[start Information provided]

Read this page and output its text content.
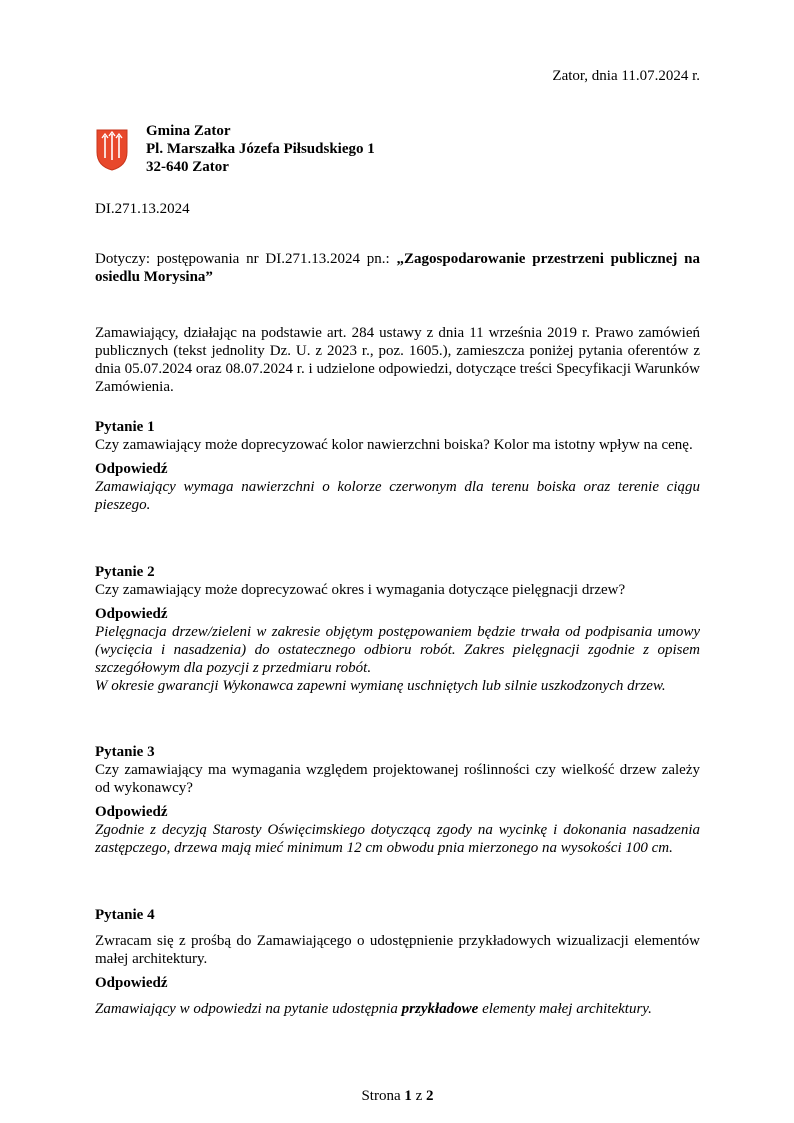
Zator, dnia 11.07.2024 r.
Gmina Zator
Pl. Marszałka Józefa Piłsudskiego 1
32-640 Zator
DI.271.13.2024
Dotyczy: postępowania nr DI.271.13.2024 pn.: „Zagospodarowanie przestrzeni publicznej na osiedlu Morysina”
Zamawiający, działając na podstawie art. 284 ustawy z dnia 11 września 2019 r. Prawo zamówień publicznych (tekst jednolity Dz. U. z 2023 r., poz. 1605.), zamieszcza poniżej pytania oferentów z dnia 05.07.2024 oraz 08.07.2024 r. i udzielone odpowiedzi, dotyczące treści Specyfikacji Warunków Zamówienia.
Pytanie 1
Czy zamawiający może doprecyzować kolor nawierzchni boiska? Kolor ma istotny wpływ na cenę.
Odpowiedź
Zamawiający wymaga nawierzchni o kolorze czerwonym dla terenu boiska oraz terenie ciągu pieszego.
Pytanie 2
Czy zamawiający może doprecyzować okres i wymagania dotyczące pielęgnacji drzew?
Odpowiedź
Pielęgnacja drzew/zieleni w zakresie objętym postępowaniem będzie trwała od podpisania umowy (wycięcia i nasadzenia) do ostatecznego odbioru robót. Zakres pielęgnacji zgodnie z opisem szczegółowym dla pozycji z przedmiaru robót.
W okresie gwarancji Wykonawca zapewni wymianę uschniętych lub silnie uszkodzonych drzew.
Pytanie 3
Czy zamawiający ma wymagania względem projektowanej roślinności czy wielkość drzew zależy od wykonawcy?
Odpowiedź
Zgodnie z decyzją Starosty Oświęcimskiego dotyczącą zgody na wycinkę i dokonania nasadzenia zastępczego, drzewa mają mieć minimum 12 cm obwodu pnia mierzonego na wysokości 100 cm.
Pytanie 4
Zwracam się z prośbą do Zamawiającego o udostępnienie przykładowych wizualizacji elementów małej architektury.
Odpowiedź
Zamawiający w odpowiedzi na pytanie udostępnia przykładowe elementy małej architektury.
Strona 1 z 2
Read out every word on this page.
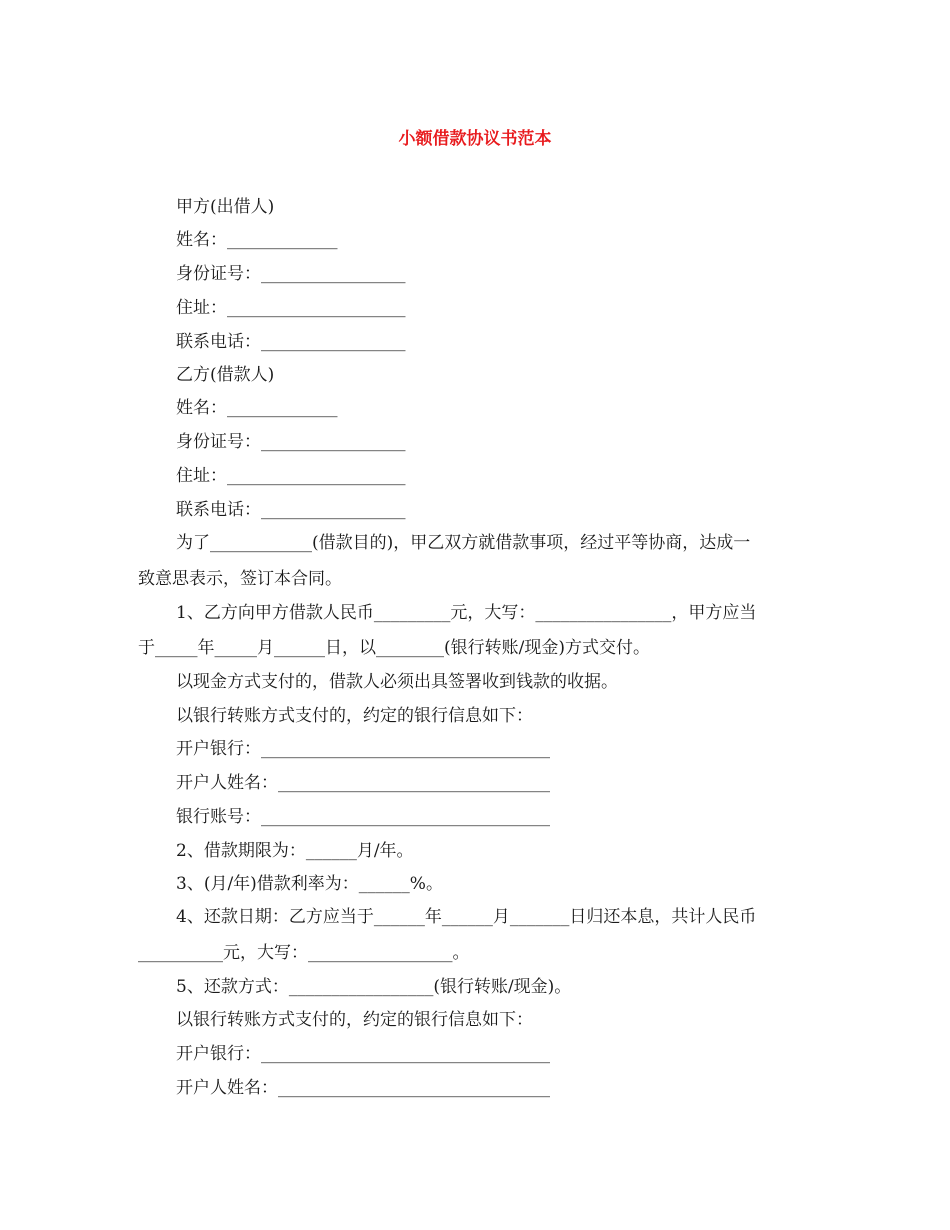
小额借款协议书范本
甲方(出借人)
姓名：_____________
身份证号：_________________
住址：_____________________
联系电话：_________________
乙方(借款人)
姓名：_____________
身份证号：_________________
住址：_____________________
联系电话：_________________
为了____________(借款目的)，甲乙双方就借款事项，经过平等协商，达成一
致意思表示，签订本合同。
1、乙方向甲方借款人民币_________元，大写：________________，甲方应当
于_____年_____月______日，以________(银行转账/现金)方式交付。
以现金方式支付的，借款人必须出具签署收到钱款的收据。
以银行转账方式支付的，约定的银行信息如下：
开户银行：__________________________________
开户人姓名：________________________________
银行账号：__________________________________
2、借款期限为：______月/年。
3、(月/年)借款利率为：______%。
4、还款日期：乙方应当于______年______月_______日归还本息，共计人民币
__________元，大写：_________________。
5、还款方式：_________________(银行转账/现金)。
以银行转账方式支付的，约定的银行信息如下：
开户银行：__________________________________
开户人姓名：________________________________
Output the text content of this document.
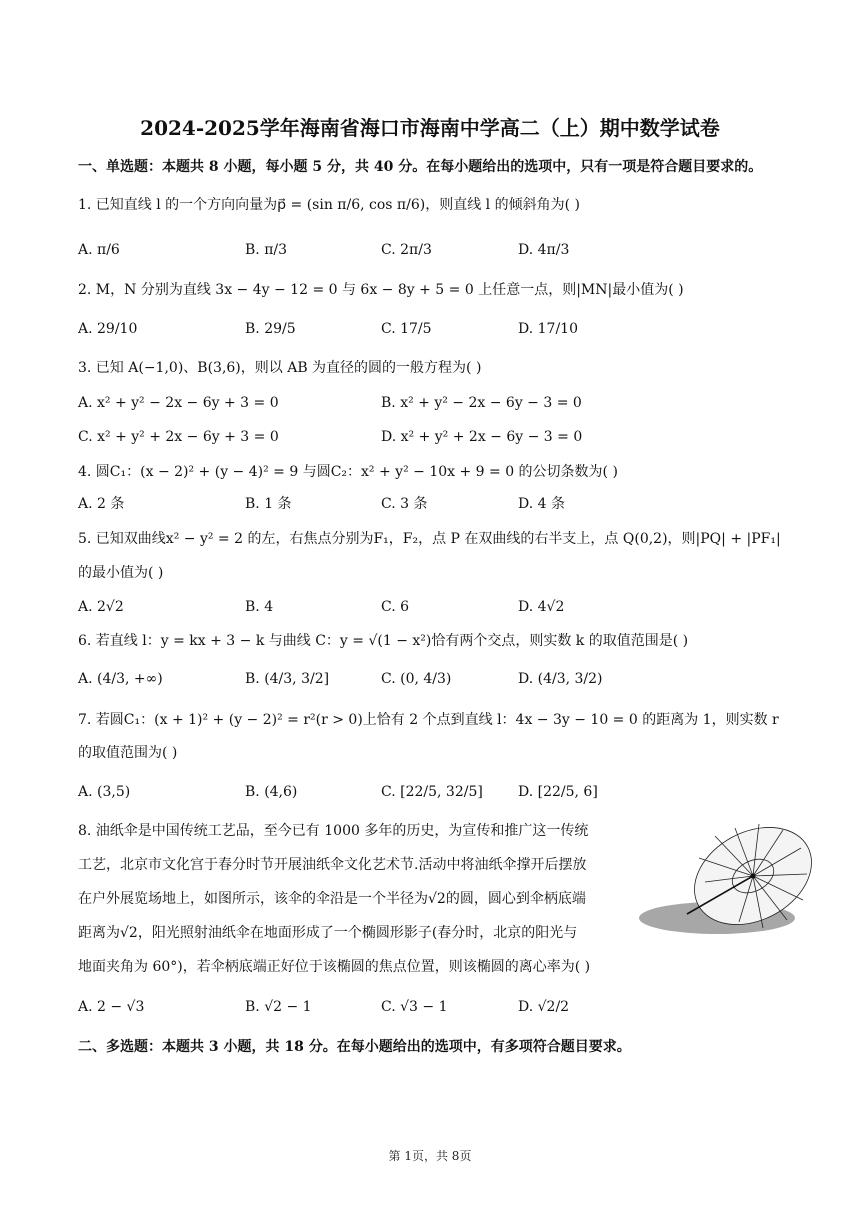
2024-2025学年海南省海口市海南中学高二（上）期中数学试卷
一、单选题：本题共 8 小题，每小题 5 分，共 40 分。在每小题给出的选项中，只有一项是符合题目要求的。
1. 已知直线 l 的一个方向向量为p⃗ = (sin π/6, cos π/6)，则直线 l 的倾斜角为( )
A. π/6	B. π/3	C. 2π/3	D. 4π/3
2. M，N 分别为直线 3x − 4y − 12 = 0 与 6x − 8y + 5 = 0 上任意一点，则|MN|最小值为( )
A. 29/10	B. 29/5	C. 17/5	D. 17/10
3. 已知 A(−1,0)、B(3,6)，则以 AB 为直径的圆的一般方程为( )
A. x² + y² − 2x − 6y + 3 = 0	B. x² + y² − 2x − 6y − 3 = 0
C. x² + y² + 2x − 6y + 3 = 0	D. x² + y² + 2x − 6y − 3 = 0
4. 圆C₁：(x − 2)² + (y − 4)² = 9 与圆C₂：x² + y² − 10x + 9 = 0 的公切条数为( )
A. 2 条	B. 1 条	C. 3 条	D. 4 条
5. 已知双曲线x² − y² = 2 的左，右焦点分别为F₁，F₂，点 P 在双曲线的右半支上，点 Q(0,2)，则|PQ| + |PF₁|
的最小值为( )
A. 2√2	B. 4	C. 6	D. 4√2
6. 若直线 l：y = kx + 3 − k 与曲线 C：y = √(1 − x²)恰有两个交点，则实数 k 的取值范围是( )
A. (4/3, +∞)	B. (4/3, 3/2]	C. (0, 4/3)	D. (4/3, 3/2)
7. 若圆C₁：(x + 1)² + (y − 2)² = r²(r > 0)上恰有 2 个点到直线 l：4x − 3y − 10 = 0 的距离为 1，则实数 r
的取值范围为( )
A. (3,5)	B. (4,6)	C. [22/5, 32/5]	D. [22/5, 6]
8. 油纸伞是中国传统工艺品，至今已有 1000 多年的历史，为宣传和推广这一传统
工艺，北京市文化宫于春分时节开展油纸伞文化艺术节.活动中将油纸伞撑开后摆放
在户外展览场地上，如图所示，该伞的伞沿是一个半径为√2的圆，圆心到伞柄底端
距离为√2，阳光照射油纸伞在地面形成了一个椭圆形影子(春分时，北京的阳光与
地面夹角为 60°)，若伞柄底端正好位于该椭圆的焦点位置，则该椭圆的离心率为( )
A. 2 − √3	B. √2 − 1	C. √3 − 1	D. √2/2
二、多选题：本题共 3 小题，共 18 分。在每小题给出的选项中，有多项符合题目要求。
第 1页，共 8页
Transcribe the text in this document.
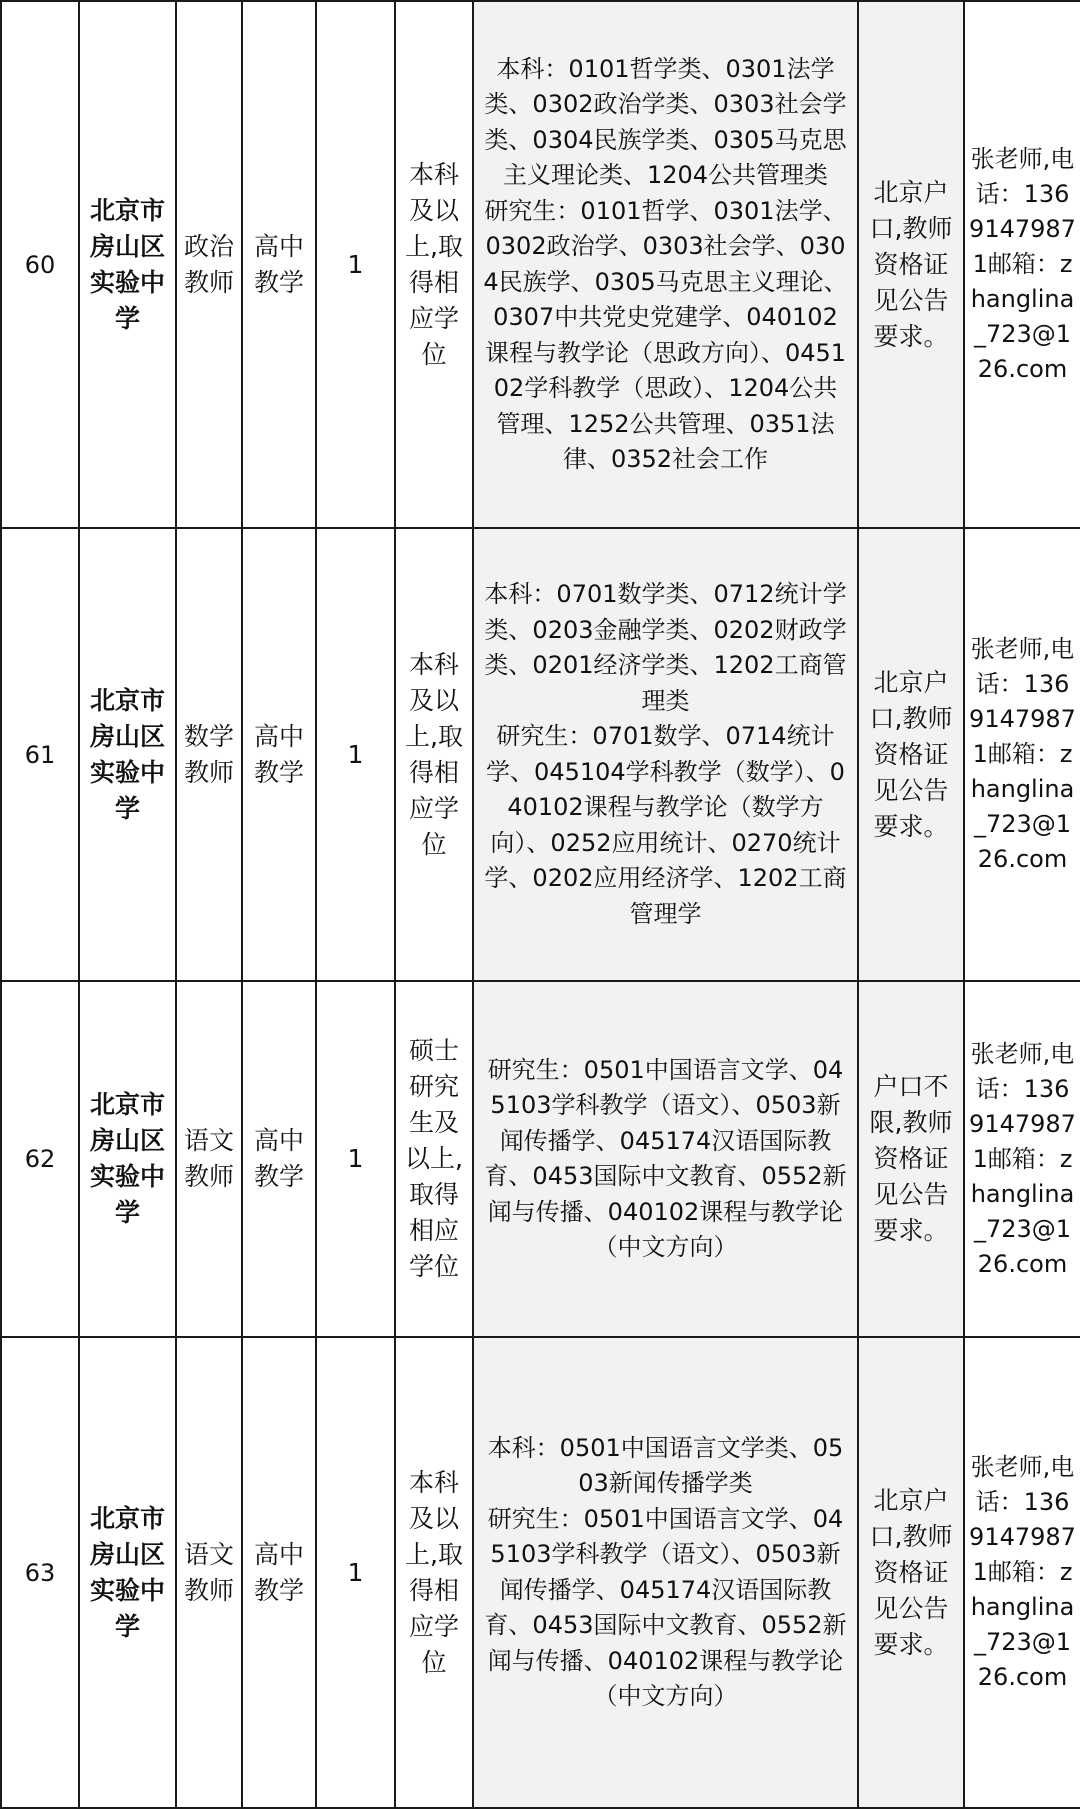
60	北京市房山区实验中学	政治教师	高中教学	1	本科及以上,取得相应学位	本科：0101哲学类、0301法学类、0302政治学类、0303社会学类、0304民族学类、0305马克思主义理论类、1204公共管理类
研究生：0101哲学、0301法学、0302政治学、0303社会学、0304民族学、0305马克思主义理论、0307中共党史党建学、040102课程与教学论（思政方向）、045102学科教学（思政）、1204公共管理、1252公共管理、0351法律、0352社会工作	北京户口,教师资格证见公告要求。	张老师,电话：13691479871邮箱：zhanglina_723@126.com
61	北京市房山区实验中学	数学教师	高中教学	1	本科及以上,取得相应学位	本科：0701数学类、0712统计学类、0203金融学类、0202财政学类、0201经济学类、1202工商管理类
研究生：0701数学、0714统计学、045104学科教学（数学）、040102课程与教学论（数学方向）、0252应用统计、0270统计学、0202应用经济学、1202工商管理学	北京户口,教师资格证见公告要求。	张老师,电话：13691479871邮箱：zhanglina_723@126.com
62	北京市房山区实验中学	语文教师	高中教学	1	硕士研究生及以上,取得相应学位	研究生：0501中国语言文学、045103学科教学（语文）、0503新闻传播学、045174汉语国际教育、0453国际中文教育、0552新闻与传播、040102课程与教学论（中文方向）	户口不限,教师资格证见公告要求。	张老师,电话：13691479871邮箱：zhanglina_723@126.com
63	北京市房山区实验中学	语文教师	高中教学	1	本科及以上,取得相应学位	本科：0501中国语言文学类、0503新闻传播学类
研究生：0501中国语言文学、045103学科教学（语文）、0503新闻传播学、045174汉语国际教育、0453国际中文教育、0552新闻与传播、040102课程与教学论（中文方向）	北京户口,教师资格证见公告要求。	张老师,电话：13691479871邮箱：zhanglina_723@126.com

[end Information provided]

### Directions
Transcribe every record above exactly as written, leaving out any pictures.

### Task response
Read this page and output its text content.
Zator, dnia 11.07.2024 r.
Gmina Zator
Pl. Marszałka Józefa Piłsudskiego 1
32-640 Zator
DI.271.13.2024
Dotyczy: postępowania nr DI.271.13.2024 pn.: „Zagospodarowanie przestrzeni publicznej na osiedlu Morysina”
Zamawiający, działając na podstawie art. 284 ustawy z dnia 11 września 2019 r. Prawo zamówień publicznych (tekst jednolity Dz. U. z 2023 r., poz. 1605.), zamieszcza poniżej pytania oferentów z dnia 05.07.2024 oraz 08.07.2024 r. i udzielone odpowiedzi, dotyczące treści Specyfikacji Warunków Zamówienia.
Pytanie 1
Czy zamawiający może doprecyzować kolor nawierzchni boiska? Kolor ma istotny wpływ na cenę.
Odpowiedź
Zamawiający wymaga nawierzchni o kolorze czerwonym dla terenu boiska oraz terenie ciągu pieszego.
Pytanie 2
Czy zamawiający może doprecyzować okres i wymagania dotyczące pielęgnacji drzew?
Odpowiedź
Pielęgnacja drzew/zieleni w zakresie objętym postępowaniem będzie trwała od podpisania umowy (wycięcia i nasadzenia) do ostatecznego odbioru robót. Zakres pielęgnacji zgodnie z opisem szczegółowym dla pozycji z przedmiaru robót.
W okresie gwarancji Wykonawca zapewni wymianę uschniętych lub silnie uszkodzonych drzew.
Pytanie 3
Czy zamawiający ma wymagania względem projektowanej roślinności czy wielkość drzew zależy od wykonawcy?
Odpowiedź
Zgodnie z decyzją Starosty Oświęcimskiego dotyczącą zgody na wycinkę i dokonania nasadzenia zastępczego, drzewa mają mieć minimum 12 cm obwodu pnia mierzonego na wysokości 100 cm.
Pytanie 4
Zwracam się z prośbą do Zamawiającego o udostępnienie przykładowych wizualizacji elementów małej architektury.
Odpowiedź
Zamawiający w odpowiedzi na pytanie udostępnia przykładowe elementy małej architektury.
Strona 1 z 2
Read out every word on this page.
小额借款协议书范本
甲方(出借人)
姓名：_____________
身份证号：_________________
住址：_____________________
联系电话：_________________
乙方(借款人)
姓名：_____________
身份证号：_________________
住址：_____________________
联系电话：_________________
为了____________(借款目的)，甲乙双方就借款事项，经过平等协商，达成一
致意思表示，签订本合同。
1、乙方向甲方借款人民币_________元，大写：________________，甲方应当
于_____年_____月______日，以________(银行转账/现金)方式交付。
以现金方式支付的，借款人必须出具签署收到钱款的收据。
以银行转账方式支付的，约定的银行信息如下：
开户银行：__________________________________
开户人姓名：________________________________
银行账号：__________________________________
2、借款期限为：______月/年。
3、(月/年)借款利率为：______%。
4、还款日期：乙方应当于______年______月_______日归还本息，共计人民币
__________元，大写：_________________。
5、还款方式：_________________(银行转账/现金)。
以银行转账方式支付的，约定的银行信息如下：
开户银行：__________________________________
开户人姓名：________________________________
Output the text content of this document.
2024-2025学年海南省海口市海南中学高二（上）期中数学试卷
一、单选题：本题共 8 小题，每小题 5 分，共 40 分。在每小题给出的选项中，只有一项是符合题目要求的。
1. 已知直线 l 的一个方向向量为p⃗ = (sin π/6, cos π/6)，则直线 l 的倾斜角为( )
A. π/6	B. π/3	C. 2π/3	D. 4π/3
2. M，N 分别为直线 3x − 4y − 12 = 0 与 6x − 8y + 5 = 0 上任意一点，则|MN|最小值为( )
A. 29/10	B. 29/5	C. 17/5	D. 17/10
3. 已知 A(−1,0)、B(3,6)，则以 AB 为直径的圆的一般方程为( )
A. x² + y² − 2x − 6y + 3 = 0	B. x² + y² − 2x − 6y − 3 = 0
C. x² + y² + 2x − 6y + 3 = 0	D. x² + y² + 2x − 6y − 3 = 0
4. 圆C₁：(x − 2)² + (y − 4)² = 9 与圆C₂：x² + y² − 10x + 9 = 0 的公切条数为( )
A. 2 条	B. 1 条	C. 3 条	D. 4 条
5. 已知双曲线x² − y² = 2 的左，右焦点分别为F₁，F₂，点 P 在双曲线的右半支上，点 Q(0,2)，则|PQ| + |PF₁|
的最小值为( )
A. 2√2	B. 4	C. 6	D. 4√2
6. 若直线 l：y = kx + 3 − k 与曲线 C：y = √(1 − x²)恰有两个交点，则实数 k 的取值范围是( )
A. (4/3, +∞)	B. (4/3, 3/2]	C. (0, 4/3)	D. (4/3, 3/2)
7. 若圆C₁：(x + 1)² + (y − 2)² = r²(r > 0)上恰有 2 个点到直线 l：4x − 3y − 10 = 0 的距离为 1，则实数 r
的取值范围为( )
A. (3,5)	B. (4,6)	C. [22/5, 32/5]	D. [22/5, 6]
8. 油纸伞是中国传统工艺品，至今已有 1000 多年的历史，为宣传和推广这一传统
工艺，北京市文化宫于春分时节开展油纸伞文化艺术节.活动中将油纸伞撑开后摆放
在户外展览场地上，如图所示，该伞的伞沿是一个半径为√2的圆，圆心到伞柄底端
距离为√2，阳光照射油纸伞在地面形成了一个椭圆形影子(春分时，北京的阳光与
地面夹角为 60°)，若伞柄底端正好位于该椭圆的焦点位置，则该椭圆的离心率为( )
A. 2 − √3	B. √2 − 1	C. √3 − 1	D. √2/2
二、多选题：本题共 3 小题，共 18 分。在每小题给出的选项中，有多项符合题目要求。
第 1页，共 8页
Transcribe the text in this document.
60	北京市房山区实验中学	政治教师	高中教学	1	本科及以上,取得相应学位	本科：0101哲学类、0301法学类、0302政治学类、0303社会学类、0304民族学类、0305马克思主义理论类、1204公共管理类
研究生：0101哲学、0301法学、0302政治学、0303社会学、0304民族学、0305马克思主义理论、0307中共党史党建学、040102课程与教学论（思政方向）、045102学科教学（思政）、1204公共管理、1252公共管理、0351法律、0352社会工作	北京户口,教师资格证见公告要求。	张老师,电话：13691479871邮箱：zhanglina_723@126.com
61	北京市房山区实验中学	数学教师	高中教学	1	本科及以上,取得相应学位	本科：0701数学类、0712统计学类、0203金融学类、0202财政学类、0201经济学类、1202工商管理类
研究生：0701数学、0714统计学、045104学科教学（数学）、040102课程与教学论（数学方向）、0252应用统计、0270统计学、0202应用经济学、1202工商管理学	北京户口,教师资格证见公告要求。	张老师,电话：13691479871邮箱：zhanglina_723@126.com
62	北京市房山区实验中学	语文教师	高中教学	1	硕士研究生及以上,取得相应学位	研究生：0501中国语言文学、045103学科教学（语文）、0503新闻传播学、045174汉语国际教育、0453国际中文教育、0552新闻与传播、040102课程与教学论（中文方向）	户口不限,教师资格证见公告要求。	张老师,电话：13691479871邮箱：zhanglina_723@126.com
63	北京市房山区实验中学	语文教师	高中教学	1	本科及以上,取得相应学位	本科：0501中国语言文学类、0503新闻传播学类
研究生：0501中国语言文学、045103学科教学（语文）、0503新闻传播学、045174汉语国际教育、0453国际中文教育、0552新闻与传播、040102课程与教学论（中文方向）	北京户口,教师资格证见公告要求。	张老师,电话：13691479871邮箱：zhanglina_723@126.com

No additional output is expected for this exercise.